------ Exercise inputs
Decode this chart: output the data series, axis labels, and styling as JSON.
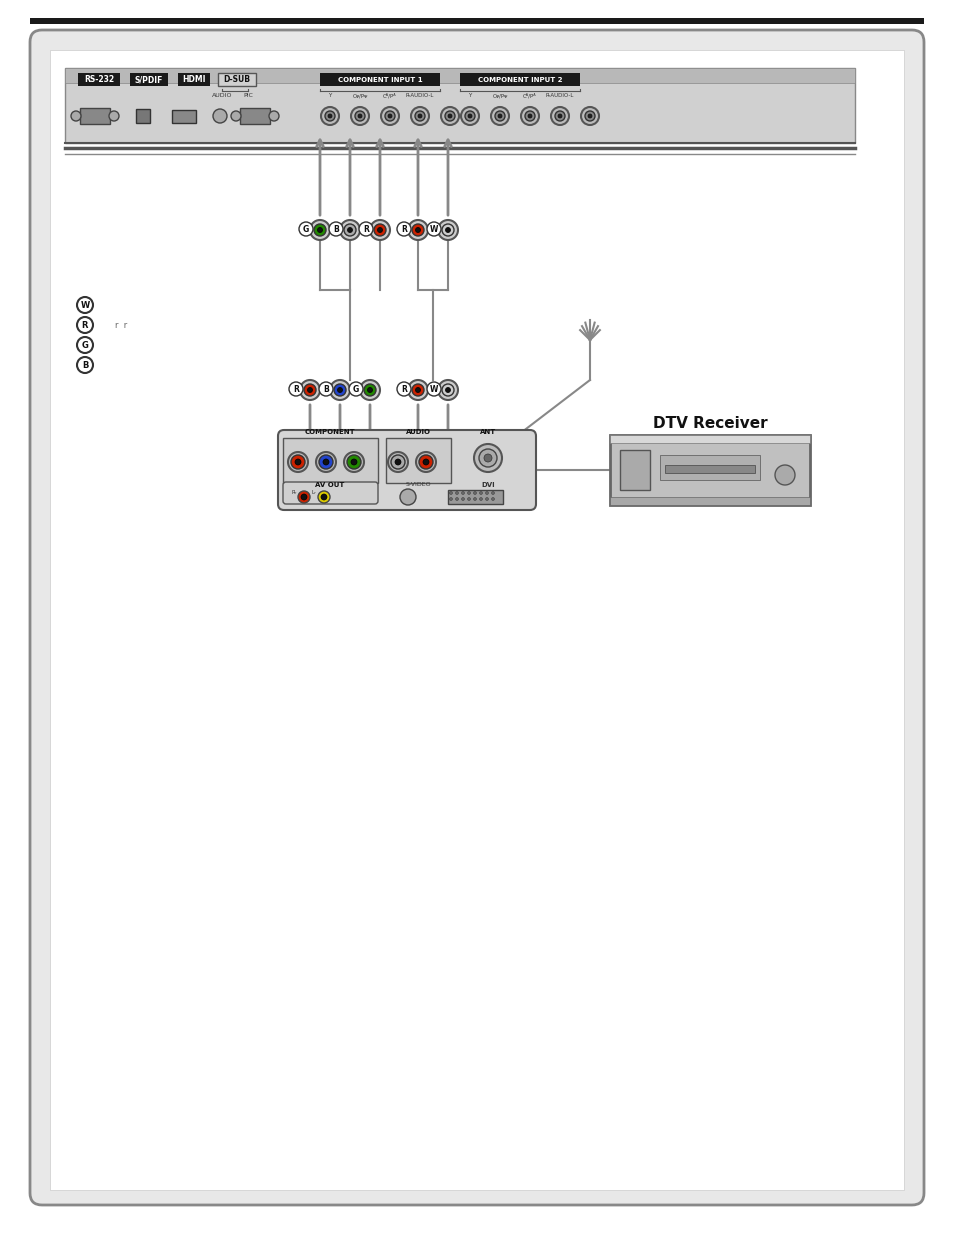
{
  "bg_color": "#f0f0f0",
  "border_color": "#888888",
  "page_bg": "#ffffff",
  "top_bar_color": "#1a1a1a",
  "labels": {
    "rs232": "RS-232",
    "spdif": "S/PDIF",
    "hdmi": "HDMI",
    "dsub": "D-SUB",
    "audio": "AUDIO",
    "pic": "PIC",
    "comp_input1": "COMPONENT INPUT 1",
    "comp_input2": "COMPONENT INPUT 2",
    "dtv_receiver": "DTV Receiver",
    "component": "COMPONENT",
    "audio_label": "AUDIO",
    "ant": "ANT",
    "av_out": "AV OUT",
    "s_video": "S-VIDEO",
    "dvi": "DVI",
    "W": "W",
    "R": "R",
    "G": "G",
    "B": "B"
  },
  "colors": {
    "red": "#cc2200",
    "blue": "#2244cc",
    "green": "#228800",
    "white": "#ffffff",
    "gray": "#999999",
    "dark": "#333333",
    "connector_gray": "#aaaaaa",
    "arrow_gray": "#888888"
  }
}
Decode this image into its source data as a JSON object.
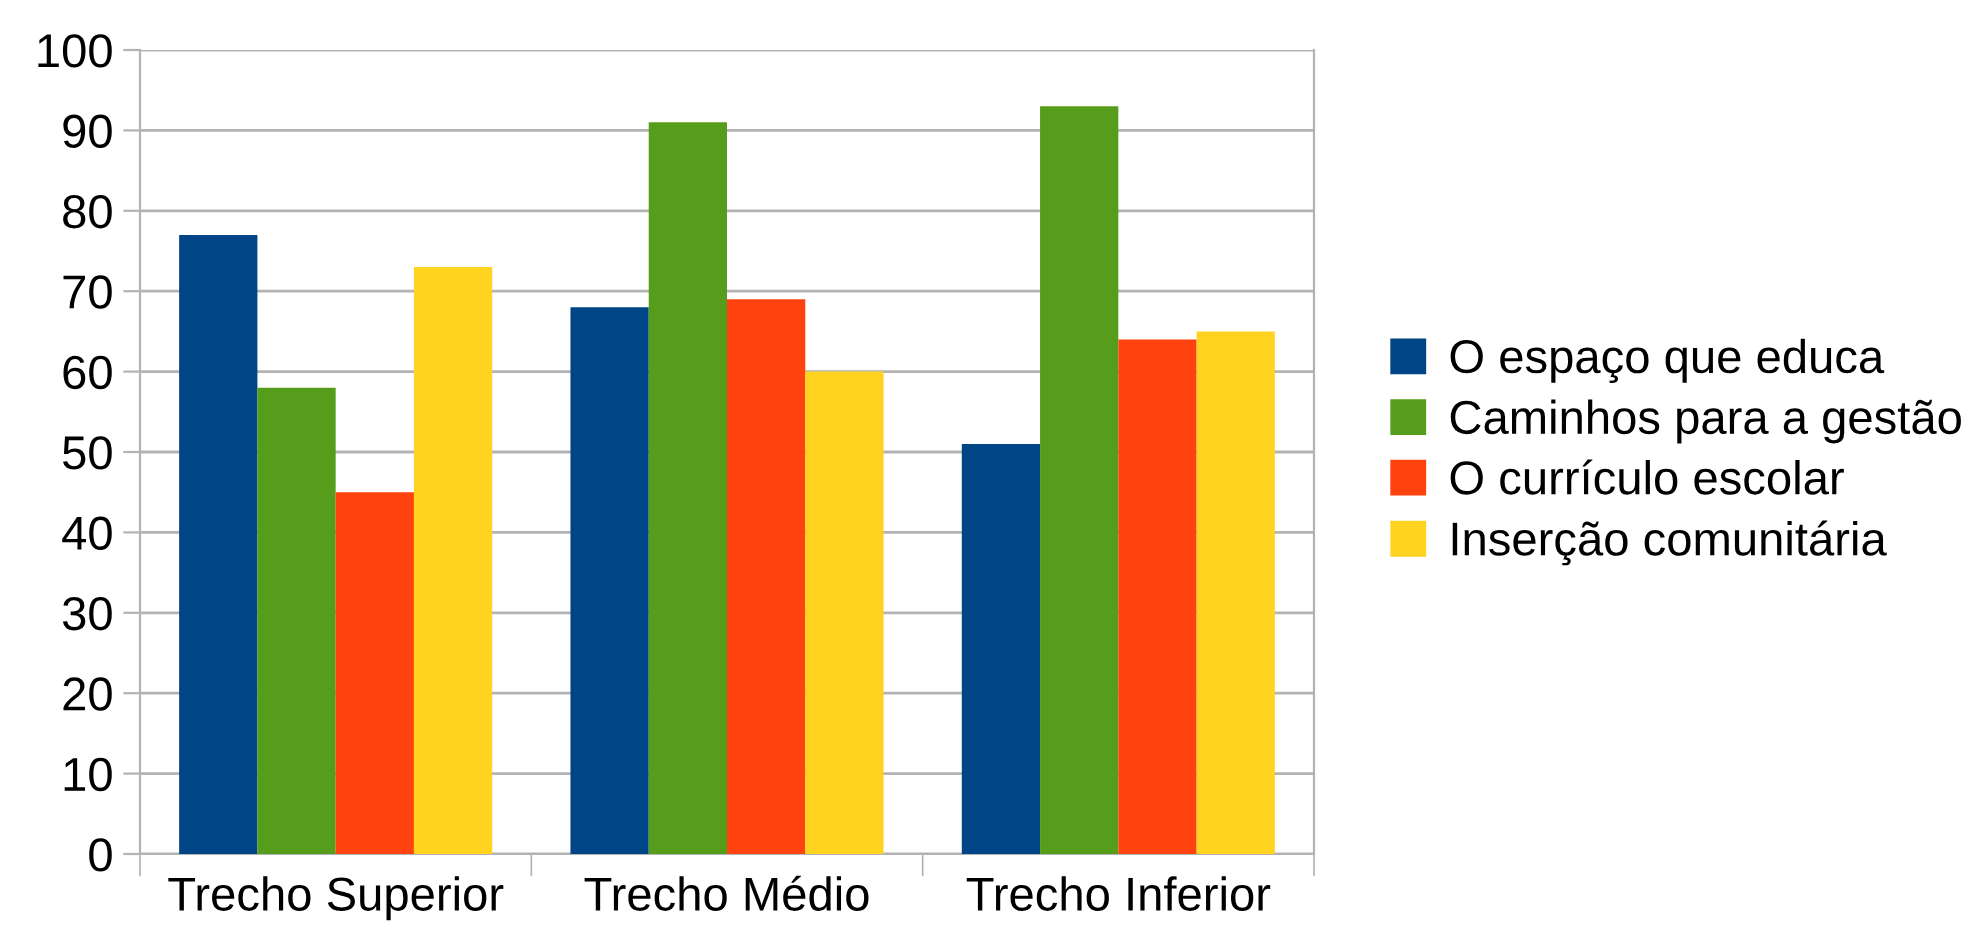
{
  "chart_data": {
    "type": "bar",
    "categories": [
      "Trecho Superior",
      "Trecho Médio",
      "Trecho Inferior"
    ],
    "series": [
      {
        "name": "O espaço que educa",
        "color": "#004586",
        "values": [
          77,
          68,
          51
        ]
      },
      {
        "name": "Caminhos para a gestão",
        "color": "#579d1c",
        "values": [
          58,
          91,
          93
        ]
      },
      {
        "name": "O currículo escolar",
        "color": "#ff420e",
        "values": [
          45,
          69,
          64
        ]
      },
      {
        "name": "Inserção comunitária",
        "color": "#ffd320",
        "values": [
          73,
          60,
          65
        ]
      }
    ],
    "ylim": [
      0,
      100
    ],
    "yticks": [
      0,
      10,
      20,
      30,
      40,
      50,
      60,
      70,
      80,
      90,
      100
    ],
    "grid": "y",
    "legend": "right"
  }
}
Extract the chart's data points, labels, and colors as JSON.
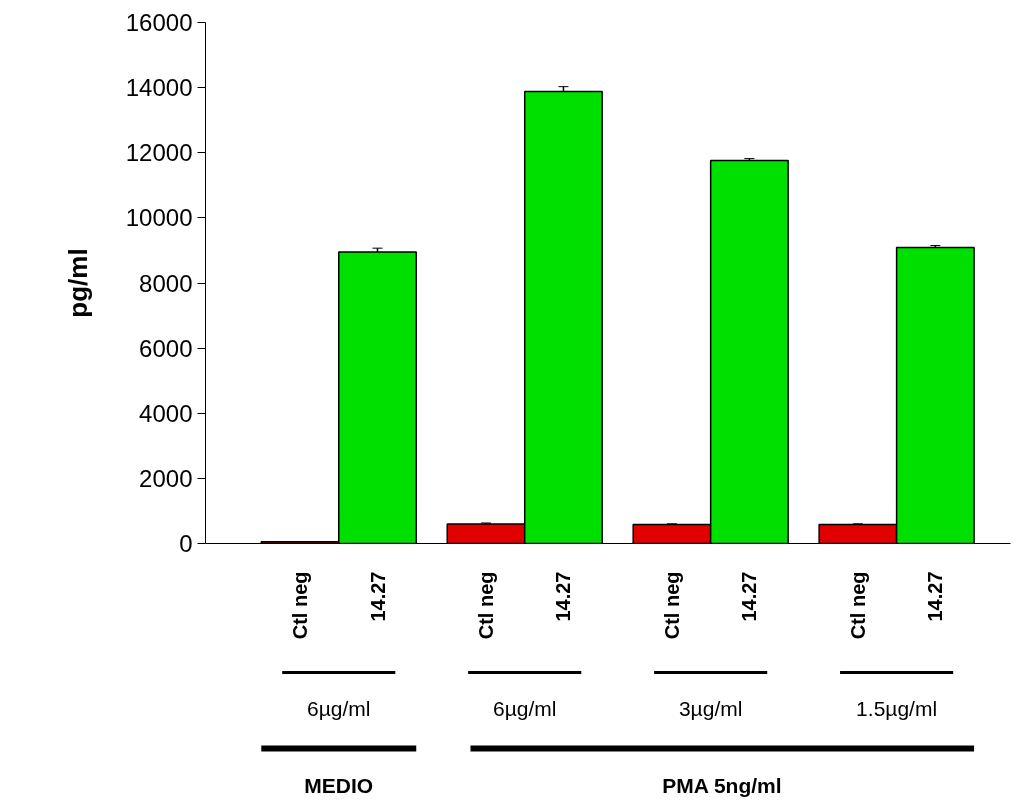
{
  "chart_data": {
    "type": "bar",
    "ylabel": "pg/ml",
    "categories": [
      "Ctl neg",
      "14.27",
      "Ctl neg",
      "14.27",
      "Ctl neg",
      "14.27",
      "Ctl neg",
      "14.27"
    ],
    "values": [
      50,
      8950,
      600,
      13880,
      580,
      11760,
      580,
      9090
    ],
    "errors": [
      null,
      120,
      30,
      150,
      25,
      60,
      25,
      60
    ],
    "colors": [
      "#e00000",
      "#00e000",
      "#e00000",
      "#00e000",
      "#e00000",
      "#00e000",
      "#e00000",
      "#00e000"
    ],
    "ylim": [
      0,
      16000
    ],
    "yticks": [
      0,
      2000,
      4000,
      6000,
      8000,
      10000,
      12000,
      14000,
      16000
    ],
    "grid": false,
    "annotations": [
      "6µg/ml",
      "6µg/ml",
      "3µg/ml",
      "1.5µg/ml",
      "MEDIO",
      "PMA 5ng/ml"
    ]
  }
}
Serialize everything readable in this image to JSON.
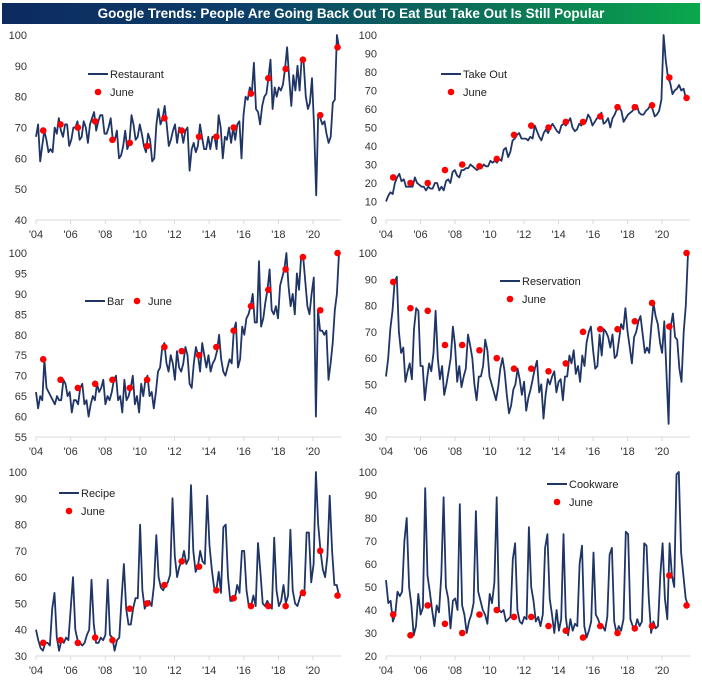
------------
The problem →
From the data above, gather every line that includes the word "Trecho".

Complete response →
      "Trecho Superior",
      "Trecho Médio",
      "Trecho Inferior"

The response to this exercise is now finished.